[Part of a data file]
>> Begin

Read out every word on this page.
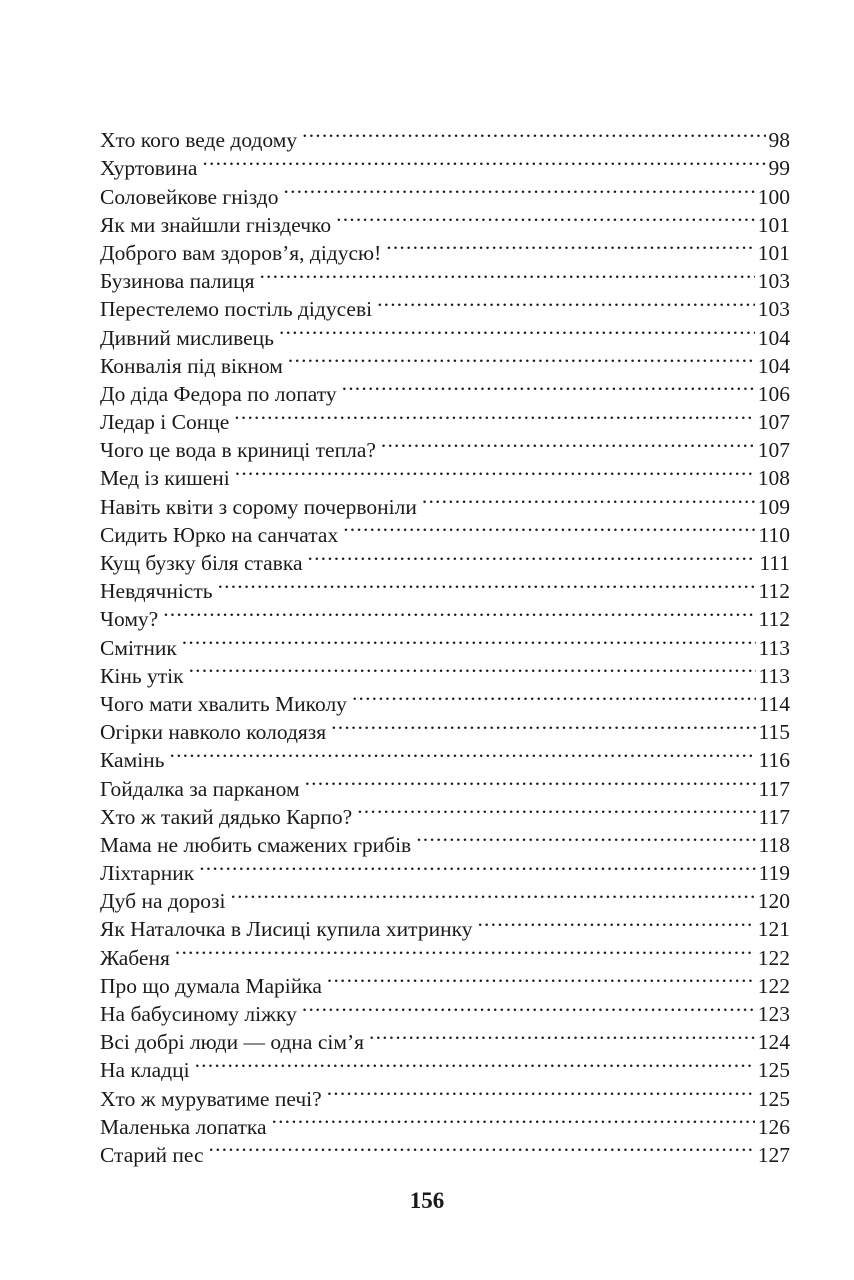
Хто кого веде додому .....	98
Хуртовина .....	99
Соловейкове гніздо .....	100
Як ми знайшли гніздечко .....	101
Доброго вам здоров’я, дідусю! .....	101
Бузинова палиця .....	103
Перестелемо постіль дідусеві .....	103
Дивний мисливець .....	104
Конвалія під вікном .....	104
До діда Федора по лопату .....	106
Ледар і Сонце .....	107
Чого це вода в криниці тепла? .....	107
Мед із кишені .....	108
Навіть квіти з сорому почервоніли .....	109
Сидить Юрко на санчатах .....	110
Кущ бузку біля ставка .....	111
Невдячність .....	112
Чому? .....	112
Смітник .....	113
Кінь утік .....	113
Чого мати хвалить Миколу .....	114
Огірки навколо колодязя .....	115
Камінь .....	116
Гойдалка за парканом .....	117
Хто ж такий дядько Карпо? .....	117
Мама не любить смажених грибів .....	118
Ліхтарник .....	119
Дуб на дорозі .....	120
Як Наталочка в Лисиці купила хитринку .....	121
Жабеня .....	122
Про що думала Марійка .....	122
На бабусиному ліжку .....	123
Всі добрі люди — одна сім’я .....	124
На кладці .....	125
Хто ж муруватиме печі? .....	125
Маленька лопатка .....	126
Старий пес .....	127
156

>> End

EXERCISE OBJECTIVE:
Make an exact copy of the data, leaving its pictures out.

ANSWER:
Read out every word on this page.
Хто кого веде додому .....	98
Хуртовина .....	99
Соловейкове гніздо .....	100
Як ми знайшли гніздечко .....	101
Доброго вам здоров’я, дідусю! .....	101
Бузинова палиця .....	103
Перестелемо постіль дідусеві .....	103
Дивний мисливець .....	104
Конвалія під вікном .....	104
До діда Федора по лопату .....	106
Ледар і Сонце .....	107
Чого це вода в криниці тепла? .....	107
Мед із кишені .....	108
Навіть квіти з сорому почервоніли .....	109
Сидить Юрко на санчатах .....	110
Кущ бузку біля ставка .....	111
Невдячність .....	112
Чому? .....	112
Смітник .....	113
Кінь утік .....	113
Чого мати хвалить Миколу .....	114
Огірки навколо колодязя .....	115
Камінь .....	116
Гойдалка за парканом .....	117
Хто ж такий дядько Карпо? .....	117
Мама не любить смажених грибів .....	118
Ліхтарник .....	119
Дуб на дорозі .....	120
Як Наталочка в Лисиці купила хитринку .....	121
Жабеня .....	122
Про що думала Марійка .....	122
На бабусиному ліжку .....	123
Всі добрі люди — одна сім’я .....	124
На кладці .....	125
Хто ж муруватиме печі? .....	125
Маленька лопатка .....	126
Старий пес .....	127
156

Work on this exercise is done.